[Dataset records]
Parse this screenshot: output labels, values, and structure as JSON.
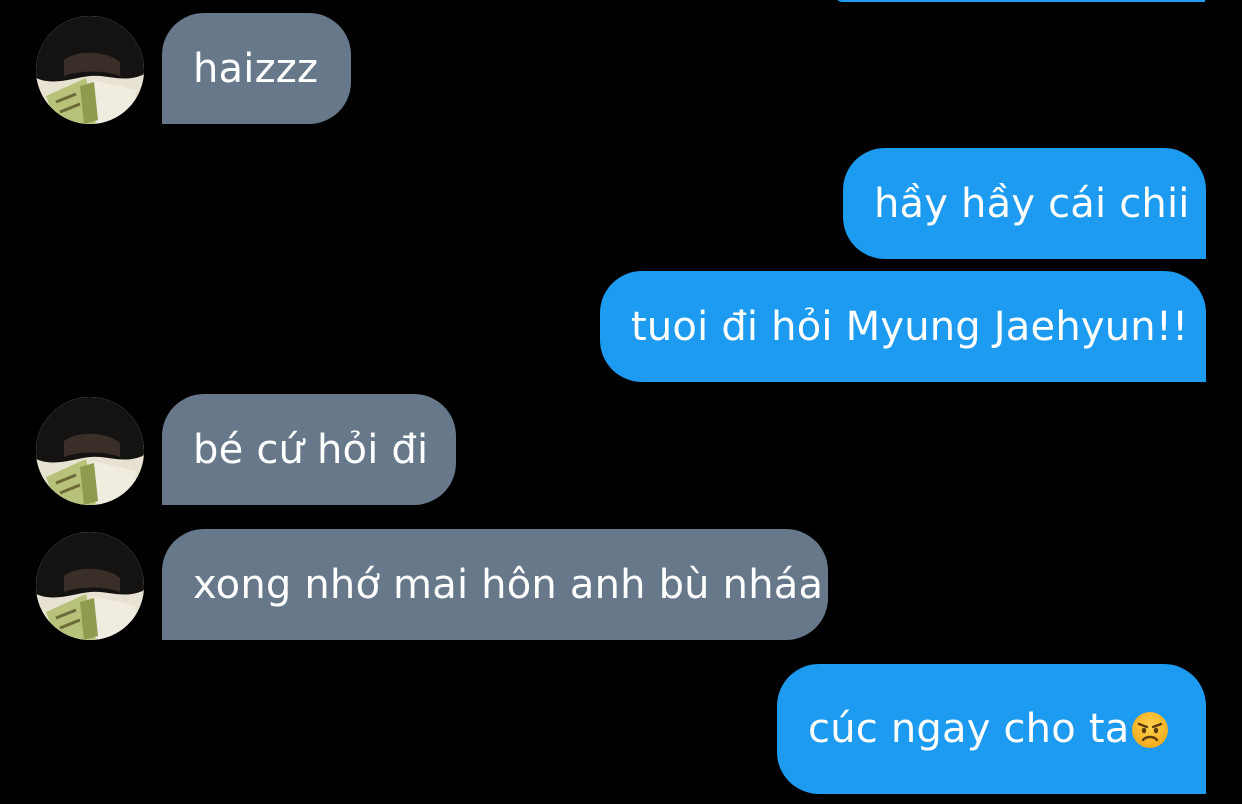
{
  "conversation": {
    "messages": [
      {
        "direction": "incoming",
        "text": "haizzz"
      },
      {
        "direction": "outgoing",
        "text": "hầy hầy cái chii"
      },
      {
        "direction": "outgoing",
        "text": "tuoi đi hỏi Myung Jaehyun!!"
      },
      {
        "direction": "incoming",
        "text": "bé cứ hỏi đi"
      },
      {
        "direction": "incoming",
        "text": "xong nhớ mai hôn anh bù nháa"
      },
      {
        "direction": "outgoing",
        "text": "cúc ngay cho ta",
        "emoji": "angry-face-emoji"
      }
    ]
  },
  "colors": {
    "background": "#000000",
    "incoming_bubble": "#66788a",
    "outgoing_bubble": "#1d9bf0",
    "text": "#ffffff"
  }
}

Stated goal:
Set down every record once more, word for word, without pictures.

Result:
Parse this screenshot: output labels, values, and structure as JSON.
{
  "conversation": {
    "messages": [
      {
        "direction": "incoming",
        "text": "haizzz"
      },
      {
        "direction": "outgoing",
        "text": "hầy hầy cái chii"
      },
      {
        "direction": "outgoing",
        "text": "tuoi đi hỏi Myung Jaehyun!!"
      },
      {
        "direction": "incoming",
        "text": "bé cứ hỏi đi"
      },
      {
        "direction": "incoming",
        "text": "xong nhớ mai hôn anh bù nháa"
      },
      {
        "direction": "outgoing",
        "text": "cúc ngay cho ta",
        "emoji": "angry-face-emoji"
      }
    ]
  },
  "colors": {
    "background": "#000000",
    "incoming_bubble": "#66788a",
    "outgoing_bubble": "#1d9bf0",
    "text": "#ffffff"
  }
}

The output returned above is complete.